- _BRIEF_: Retype the records below word for word and omit any image.

Collection entries
━━━━━━━━━━━━━━━━━━━━━━━━━━━━━━

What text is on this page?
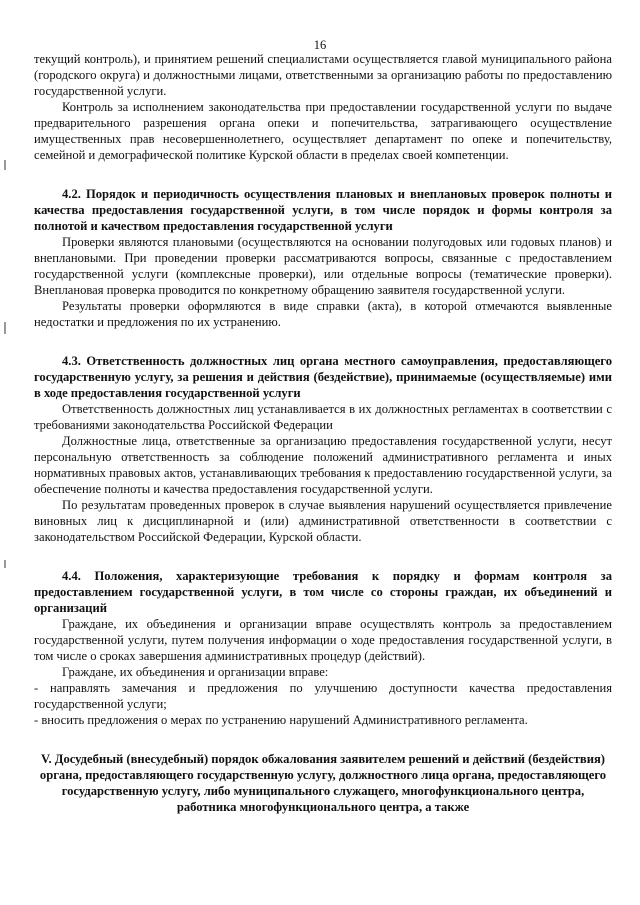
16

текущий контроль), и принятием решений специалистами осуществляется главой муниципального района (городского округа) и должностными лицами, ответственными за организацию работы по предоставлению государственной услуги.

Контроль за исполнением законодательства при предоставлении государственной услуги по выдаче предварительного разрешения органа опеки и попечительства, затрагивающего осуществление имущественных прав несовершеннолетнего, осуществляет департамент по опеке и попечительству, семейной и демографической политике Курской области в пределах своей компетенции.

4.2. Порядок и периодичность осуществления плановых и внеплановых проверок полноты и качества предоставления государственной услуги, в том числе порядок и формы контроля за полнотой и качеством предоставления государственной услуги

Проверки являются плановыми (осуществляются на основании полугодовых или годовых планов) и внеплановыми. При проведении проверки рассматриваются вопросы, связанные с предоставлением государственной услуги (комплексные проверки), или отдельные вопросы (тематические проверки). Внеплановая проверка проводится по конкретному обращению заявителя государственной услуги.

Результаты проверки оформляются в виде справки (акта), в которой отмечаются выявленные недостатки и предложения по их устранению.

4.3. Ответственность должностных лиц органа местного самоуправления, предоставляющего государственную услугу, за решения и действия (бездействие), принимаемые (осуществляемые) ими в ходе предоставления государственной услуги

Ответственность должностных лиц устанавливается в их должностных регламентах в соответствии с требованиями законодательства Российской Федерации

Должностные лица, ответственные за организацию предоставления государственной услуги, несут персональную ответственность за соблюдение положений административного регламента и иных нормативных правовых актов, устанавливающих требования к предоставлению государственной услуги, за обеспечение полноты и качества предоставления государственной услуги.

По результатам проведенных проверок в случае выявления нарушений осуществляется привлечение виновных лиц к дисциплинарной и (или) административной ответственности в соответствии с законодательством Российской Федерации, Курской области.

4.4. Положения, характеризующие требования к порядку и формам контроля за предоставлением государственной услуги, в том числе со стороны граждан, их объединений и организаций

Граждане, их объединения и организации вправе осуществлять контроль за предоставлением государственной услуги, путем получения информации о ходе предоставления государственной услуги, в том числе о сроках завершения административных процедур (действий).

Граждане, их объединения и организации вправе:

- направлять замечания и предложения по улучшению доступности качества предоставления государственной услуги;

- вносить предложения о мерах по устранению нарушений Административного регламента.

V. Досудебный (внесудебный) порядок обжалования заявителем решений и действий (бездействия) органа, предоставляющего государственную услугу, должностного лица органа, предоставляющего государственную услугу, либо муниципального служащего, многофункционального центра, работника многофункционального центра, а также
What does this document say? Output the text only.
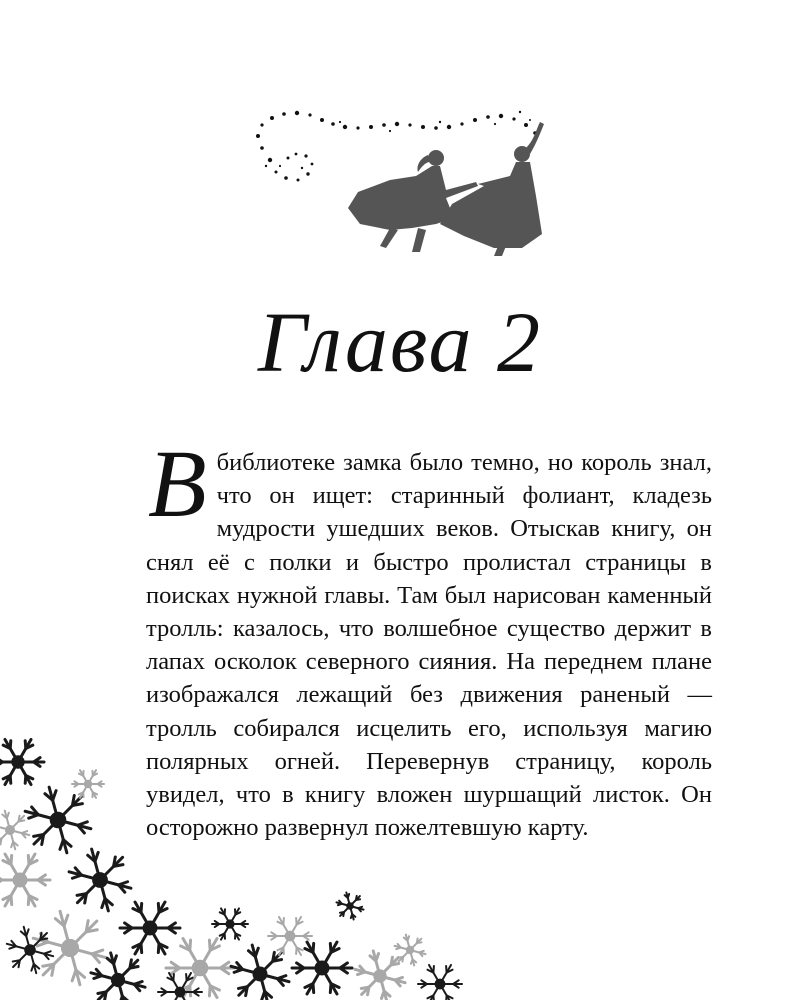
Глава 2

В библиотеке замка было темно, но король знал, что он ищет: старинный фолиант, кладезь мудрости ушедших веков. Отыскав книгу, он снял её с полки и быстро пролистал страницы в поисках нужной главы. Там был нарисован каменный тролль: казалось, что волшебное существо держит в лапах осколок северного сияния. На переднем плане изображался лежащий без движения раненый — тролль собирался исцелить его, используя магию полярных огней. Перевернув страницу, король увидел, что в книгу вложен шуршащий листок. Он осторожно развернул пожелтевшую карту.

━━━━━━━━━━━━━━━━━━━━━━━━━━━━━━

- _ANSWER FOR THIS EXERCISE_:
What text is on this page?
16

текущий контроль), и принятием решений специалистами осуществляется главой муниципального района (городского округа) и должностными лицами, ответственными за организацию работы по предоставлению государственной услуги.

Контроль за исполнением законодательства при предоставлении государственной услуги по выдаче предварительного разрешения органа опеки и попечительства, затрагивающего осуществление имущественных прав несовершеннолетнего, осуществляет департамент по опеке и попечительству, семейной и демографической политике Курской области в пределах своей компетенции.

4.2. Порядок и периодичность осуществления плановых и внеплановых проверок полноты и качества предоставления государственной услуги, в том числе порядок и формы контроля за полнотой и качеством предоставления государственной услуги

Проверки являются плановыми (осуществляются на основании полугодовых или годовых планов) и внеплановыми. При проведении проверки рассматриваются вопросы, связанные с предоставлением государственной услуги (комплексные проверки), или отдельные вопросы (тематические проверки). Внеплановая проверка проводится по конкретному обращению заявителя государственной услуги.

Результаты проверки оформляются в виде справки (акта), в которой отмечаются выявленные недостатки и предложения по их устранению.

4.3. Ответственность должностных лиц органа местного самоуправления, предоставляющего государственную услугу, за решения и действия (бездействие), принимаемые (осуществляемые) ими в ходе предоставления государственной услуги

Ответственность должностных лиц устанавливается в их должностных регламентах в соответствии с требованиями законодательства Российской Федерации

Должностные лица, ответственные за организацию предоставления государственной услуги, несут персональную ответственность за соблюдение положений административного регламента и иных нормативных правовых актов, устанавливающих требования к предоставлению государственной услуги, за обеспечение полноты и качества предоставления государственной услуги.

По результатам проведенных проверок в случае выявления нарушений осуществляется привлечение виновных лиц к дисциплинарной и (или) административной ответственности в соответствии с законодательством Российской Федерации, Курской области.

4.4. Положения, характеризующие требования к порядку и формам контроля за предоставлением государственной услуги, в том числе со стороны граждан, их объединений и организаций

Граждане, их объединения и организации вправе осуществлять контроль за предоставлением государственной услуги, путем получения информации о ходе предоставления государственной услуги, в том числе о сроках завершения административных процедур (действий).

Граждане, их объединения и организации вправе:

- направлять замечания и предложения по улучшению доступности качества предоставления государственной услуги;

- вносить предложения о мерах по устранению нарушений Административного регламента.

V. Досудебный (внесудебный) порядок обжалования заявителем решений и действий (бездействия) органа, предоставляющего государственную услугу, должностного лица органа, предоставляющего государственную услугу, либо муниципального служащего, многофункционального центра, работника многофункционального центра, а также
What does this document say? Output the text only.
Глава 2

В библиотеке замка было темно, но король знал, что он ищет: старинный фолиант, кладезь мудрости ушедших веков. Отыскав книгу, он снял её с полки и быстро пролистал страницы в поисках нужной главы. Там был нарисован каменный тролль: казалось, что волшебное существо держит в лапах осколок северного сияния. На переднем плане изображался лежащий без движения раненый — тролль собирался исцелить его, используя магию полярных огней. Перевернув страницу, король увидел, что в книгу вложен шуршащий листок. Он осторожно развернул пожелтевшую карту.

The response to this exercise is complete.